+++ Given information +++

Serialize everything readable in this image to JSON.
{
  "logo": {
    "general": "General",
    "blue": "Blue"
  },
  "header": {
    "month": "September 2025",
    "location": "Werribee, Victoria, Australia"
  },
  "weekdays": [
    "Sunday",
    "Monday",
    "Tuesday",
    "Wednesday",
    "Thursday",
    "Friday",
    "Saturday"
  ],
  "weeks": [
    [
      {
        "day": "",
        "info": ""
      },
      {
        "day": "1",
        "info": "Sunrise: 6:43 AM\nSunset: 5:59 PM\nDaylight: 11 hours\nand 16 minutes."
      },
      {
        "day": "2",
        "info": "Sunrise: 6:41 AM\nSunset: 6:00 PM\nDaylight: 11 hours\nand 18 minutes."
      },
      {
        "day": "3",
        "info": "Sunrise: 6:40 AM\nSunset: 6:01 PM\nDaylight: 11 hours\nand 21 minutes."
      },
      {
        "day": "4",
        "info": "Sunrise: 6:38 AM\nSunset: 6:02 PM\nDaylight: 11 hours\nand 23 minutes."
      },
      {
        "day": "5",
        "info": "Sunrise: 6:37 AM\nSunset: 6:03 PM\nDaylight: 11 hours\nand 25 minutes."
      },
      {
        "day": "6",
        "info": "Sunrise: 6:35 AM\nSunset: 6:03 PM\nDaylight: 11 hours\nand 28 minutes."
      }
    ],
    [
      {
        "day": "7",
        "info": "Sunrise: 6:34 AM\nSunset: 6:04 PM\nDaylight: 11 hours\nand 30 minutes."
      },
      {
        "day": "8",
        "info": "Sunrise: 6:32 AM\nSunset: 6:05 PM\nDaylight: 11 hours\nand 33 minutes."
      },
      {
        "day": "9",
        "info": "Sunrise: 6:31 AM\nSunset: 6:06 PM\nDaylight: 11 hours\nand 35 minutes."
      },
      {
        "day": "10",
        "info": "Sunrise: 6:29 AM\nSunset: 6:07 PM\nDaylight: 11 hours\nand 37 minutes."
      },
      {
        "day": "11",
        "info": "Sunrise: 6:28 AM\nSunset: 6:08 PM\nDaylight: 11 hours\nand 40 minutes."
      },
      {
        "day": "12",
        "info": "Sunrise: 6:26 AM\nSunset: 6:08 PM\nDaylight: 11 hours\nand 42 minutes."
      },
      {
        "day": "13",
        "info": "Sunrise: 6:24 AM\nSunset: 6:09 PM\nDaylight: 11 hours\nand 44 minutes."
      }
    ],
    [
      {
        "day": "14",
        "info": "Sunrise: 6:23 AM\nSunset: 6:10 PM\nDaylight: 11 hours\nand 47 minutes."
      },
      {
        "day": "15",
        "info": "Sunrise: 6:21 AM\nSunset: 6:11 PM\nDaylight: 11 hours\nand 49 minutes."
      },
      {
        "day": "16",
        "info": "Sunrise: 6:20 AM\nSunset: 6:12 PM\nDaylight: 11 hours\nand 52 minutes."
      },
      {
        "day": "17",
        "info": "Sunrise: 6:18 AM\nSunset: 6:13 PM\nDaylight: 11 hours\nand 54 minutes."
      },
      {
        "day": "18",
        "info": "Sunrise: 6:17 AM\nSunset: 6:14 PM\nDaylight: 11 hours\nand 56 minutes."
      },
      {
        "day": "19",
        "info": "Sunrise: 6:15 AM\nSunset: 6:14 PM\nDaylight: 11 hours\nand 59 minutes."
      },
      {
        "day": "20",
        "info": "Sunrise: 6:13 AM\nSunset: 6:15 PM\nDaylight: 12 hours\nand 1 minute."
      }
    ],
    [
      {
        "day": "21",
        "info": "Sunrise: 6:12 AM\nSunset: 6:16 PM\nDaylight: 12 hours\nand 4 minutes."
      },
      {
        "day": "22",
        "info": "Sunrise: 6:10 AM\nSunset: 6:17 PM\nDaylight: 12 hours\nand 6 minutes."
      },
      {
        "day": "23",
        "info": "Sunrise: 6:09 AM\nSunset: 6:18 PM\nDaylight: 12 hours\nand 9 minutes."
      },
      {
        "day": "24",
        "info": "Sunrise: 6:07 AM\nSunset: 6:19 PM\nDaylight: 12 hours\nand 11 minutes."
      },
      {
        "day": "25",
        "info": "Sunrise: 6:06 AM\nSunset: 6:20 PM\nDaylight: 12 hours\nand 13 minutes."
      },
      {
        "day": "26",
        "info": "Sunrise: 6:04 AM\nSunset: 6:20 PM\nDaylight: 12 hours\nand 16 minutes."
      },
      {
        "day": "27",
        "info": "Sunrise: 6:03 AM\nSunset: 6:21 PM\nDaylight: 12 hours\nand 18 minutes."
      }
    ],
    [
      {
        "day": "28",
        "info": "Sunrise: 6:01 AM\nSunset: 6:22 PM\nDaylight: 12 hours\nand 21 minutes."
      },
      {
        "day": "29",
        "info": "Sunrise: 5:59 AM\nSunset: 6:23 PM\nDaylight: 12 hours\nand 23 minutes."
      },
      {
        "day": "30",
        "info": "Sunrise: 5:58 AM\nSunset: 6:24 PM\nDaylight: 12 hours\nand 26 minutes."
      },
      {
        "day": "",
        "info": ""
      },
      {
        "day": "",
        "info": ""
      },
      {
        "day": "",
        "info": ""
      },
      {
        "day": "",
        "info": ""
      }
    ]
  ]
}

+++

**Description of the task:** Copy the records above exactly.

**The result:**
Serialize everything readable in this image to JSON.
{
  "logo": {
    "general": "General",
    "blue": "Blue"
  },
  "header": {
    "month": "September 2025",
    "location": "Werribee, Victoria, Australia"
  },
  "weekdays": [
    "Sunday",
    "Monday",
    "Tuesday",
    "Wednesday",
    "Thursday",
    "Friday",
    "Saturday"
  ],
  "weeks": [
    [
      {
        "day": "",
        "info": ""
      },
      {
        "day": "1",
        "info": "Sunrise: 6:43 AM\nSunset: 5:59 PM\nDaylight: 11 hours\nand 16 minutes."
      },
      {
        "day": "2",
        "info": "Sunrise: 6:41 AM\nSunset: 6:00 PM\nDaylight: 11 hours\nand 18 minutes."
      },
      {
        "day": "3",
        "info": "Sunrise: 6:40 AM\nSunset: 6:01 PM\nDaylight: 11 hours\nand 21 minutes."
      },
      {
        "day": "4",
        "info": "Sunrise: 6:38 AM\nSunset: 6:02 PM\nDaylight: 11 hours\nand 23 minutes."
      },
      {
        "day": "5",
        "info": "Sunrise: 6:37 AM\nSunset: 6:03 PM\nDaylight: 11 hours\nand 25 minutes."
      },
      {
        "day": "6",
        "info": "Sunrise: 6:35 AM\nSunset: 6:03 PM\nDaylight: 11 hours\nand 28 minutes."
      }
    ],
    [
      {
        "day": "7",
        "info": "Sunrise: 6:34 AM\nSunset: 6:04 PM\nDaylight: 11 hours\nand 30 minutes."
      },
      {
        "day": "8",
        "info": "Sunrise: 6:32 AM\nSunset: 6:05 PM\nDaylight: 11 hours\nand 33 minutes."
      },
      {
        "day": "9",
        "info": "Sunrise: 6:31 AM\nSunset: 6:06 PM\nDaylight: 11 hours\nand 35 minutes."
      },
      {
        "day": "10",
        "info": "Sunrise: 6:29 AM\nSunset: 6:07 PM\nDaylight: 11 hours\nand 37 minutes."
      },
      {
        "day": "11",
        "info": "Sunrise: 6:28 AM\nSunset: 6:08 PM\nDaylight: 11 hours\nand 40 minutes."
      },
      {
        "day": "12",
        "info": "Sunrise: 6:26 AM\nSunset: 6:08 PM\nDaylight: 11 hours\nand 42 minutes."
      },
      {
        "day": "13",
        "info": "Sunrise: 6:24 AM\nSunset: 6:09 PM\nDaylight: 11 hours\nand 44 minutes."
      }
    ],
    [
      {
        "day": "14",
        "info": "Sunrise: 6:23 AM\nSunset: 6:10 PM\nDaylight: 11 hours\nand 47 minutes."
      },
      {
        "day": "15",
        "info": "Sunrise: 6:21 AM\nSunset: 6:11 PM\nDaylight: 11 hours\nand 49 minutes."
      },
      {
        "day": "16",
        "info": "Sunrise: 6:20 AM\nSunset: 6:12 PM\nDaylight: 11 hours\nand 52 minutes."
      },
      {
        "day": "17",
        "info": "Sunrise: 6:18 AM\nSunset: 6:13 PM\nDaylight: 11 hours\nand 54 minutes."
      },
      {
        "day": "18",
        "info": "Sunrise: 6:17 AM\nSunset: 6:14 PM\nDaylight: 11 hours\nand 56 minutes."
      },
      {
        "day": "19",
        "info": "Sunrise: 6:15 AM\nSunset: 6:14 PM\nDaylight: 11 hours\nand 59 minutes."
      },
      {
        "day": "20",
        "info": "Sunrise: 6:13 AM\nSunset: 6:15 PM\nDaylight: 12 hours\nand 1 minute."
      }
    ],
    [
      {
        "day": "21",
        "info": "Sunrise: 6:12 AM\nSunset: 6:16 PM\nDaylight: 12 hours\nand 4 minutes."
      },
      {
        "day": "22",
        "info": "Sunrise: 6:10 AM\nSunset: 6:17 PM\nDaylight: 12 hours\nand 6 minutes."
      },
      {
        "day": "23",
        "info": "Sunrise: 6:09 AM\nSunset: 6:18 PM\nDaylight: 12 hours\nand 9 minutes."
      },
      {
        "day": "24",
        "info": "Sunrise: 6:07 AM\nSunset: 6:19 PM\nDaylight: 12 hours\nand 11 minutes."
      },
      {
        "day": "25",
        "info": "Sunrise: 6:06 AM\nSunset: 6:20 PM\nDaylight: 12 hours\nand 13 minutes."
      },
      {
        "day": "26",
        "info": "Sunrise: 6:04 AM\nSunset: 6:20 PM\nDaylight: 12 hours\nand 16 minutes."
      },
      {
        "day": "27",
        "info": "Sunrise: 6:03 AM\nSunset: 6:21 PM\nDaylight: 12 hours\nand 18 minutes."
      }
    ],
    [
      {
        "day": "28",
        "info": "Sunrise: 6:01 AM\nSunset: 6:22 PM\nDaylight: 12 hours\nand 21 minutes."
      },
      {
        "day": "29",
        "info": "Sunrise: 5:59 AM\nSunset: 6:23 PM\nDaylight: 12 hours\nand 23 minutes."
      },
      {
        "day": "30",
        "info": "Sunrise: 5:58 AM\nSunset: 6:24 PM\nDaylight: 12 hours\nand 26 minutes."
      },
      {
        "day": "",
        "info": ""
      },
      {
        "day": "",
        "info": ""
      },
      {
        "day": "",
        "info": ""
      },
      {
        "day": "",
        "info": ""
      }
    ]
  ]
}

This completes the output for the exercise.